Goal: Set down the line that contains "Output the text content of this document." and every line after it to the end of the entries, exactly as they stand and nothing more.

Dataset entries:
— begin —

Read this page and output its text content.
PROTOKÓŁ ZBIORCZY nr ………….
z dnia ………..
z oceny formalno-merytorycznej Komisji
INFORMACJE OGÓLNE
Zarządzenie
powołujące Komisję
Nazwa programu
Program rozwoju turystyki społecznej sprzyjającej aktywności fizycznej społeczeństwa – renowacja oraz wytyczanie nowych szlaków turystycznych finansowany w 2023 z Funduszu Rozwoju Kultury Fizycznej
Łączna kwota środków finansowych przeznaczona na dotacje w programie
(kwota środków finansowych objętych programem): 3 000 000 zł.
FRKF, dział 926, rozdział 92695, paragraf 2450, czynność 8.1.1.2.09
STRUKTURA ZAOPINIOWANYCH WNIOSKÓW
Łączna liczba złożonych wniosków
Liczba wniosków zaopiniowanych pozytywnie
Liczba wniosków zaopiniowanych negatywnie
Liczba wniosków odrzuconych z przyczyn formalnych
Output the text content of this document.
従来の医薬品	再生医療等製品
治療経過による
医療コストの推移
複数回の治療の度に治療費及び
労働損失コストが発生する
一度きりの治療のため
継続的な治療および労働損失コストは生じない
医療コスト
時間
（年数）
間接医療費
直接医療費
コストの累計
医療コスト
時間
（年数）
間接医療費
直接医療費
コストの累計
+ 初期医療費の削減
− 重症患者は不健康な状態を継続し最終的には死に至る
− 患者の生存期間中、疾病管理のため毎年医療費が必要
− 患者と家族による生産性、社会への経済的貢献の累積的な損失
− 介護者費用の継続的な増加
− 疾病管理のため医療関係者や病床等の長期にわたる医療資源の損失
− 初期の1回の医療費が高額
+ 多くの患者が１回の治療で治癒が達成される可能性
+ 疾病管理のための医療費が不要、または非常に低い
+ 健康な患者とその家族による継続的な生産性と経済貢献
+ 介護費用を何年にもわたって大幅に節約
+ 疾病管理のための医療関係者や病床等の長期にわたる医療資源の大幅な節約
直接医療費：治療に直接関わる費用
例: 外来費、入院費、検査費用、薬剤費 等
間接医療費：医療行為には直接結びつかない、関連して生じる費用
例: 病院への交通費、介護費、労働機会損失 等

— end —

Reply to the task:
Output the text content of this document.
従来の医薬品	再生医療等製品
治療経過による
医療コストの推移
複数回の治療の度に治療費及び
労働損失コストが発生する
一度きりの治療のため
継続的な治療および労働損失コストは生じない
医療コスト
時間
（年数）
間接医療費
直接医療費
コストの累計
医療コスト
時間
（年数）
間接医療費
直接医療費
コストの累計
+ 初期医療費の削減
− 重症患者は不健康な状態を継続し最終的には死に至る
− 患者の生存期間中、疾病管理のため毎年医療費が必要
− 患者と家族による生産性、社会への経済的貢献の累積的な損失
− 介護者費用の継続的な増加
− 疾病管理のため医療関係者や病床等の長期にわたる医療資源の損失
− 初期の1回の医療費が高額
+ 多くの患者が１回の治療で治癒が達成される可能性
+ 疾病管理のための医療費が不要、または非常に低い
+ 健康な患者とその家族による継続的な生産性と経済貢献
+ 介護費用を何年にもわたって大幅に節約
+ 疾病管理のための医療関係者や病床等の長期にわたる医療資源の大幅な節約
直接医療費：治療に直接関わる費用
例: 外来費、入院費、検査費用、薬剤費 等
間接医療費：医療行為には直接結びつかない、関連して生じる費用
例: 病院への交通費、介護費、労働機会損失 等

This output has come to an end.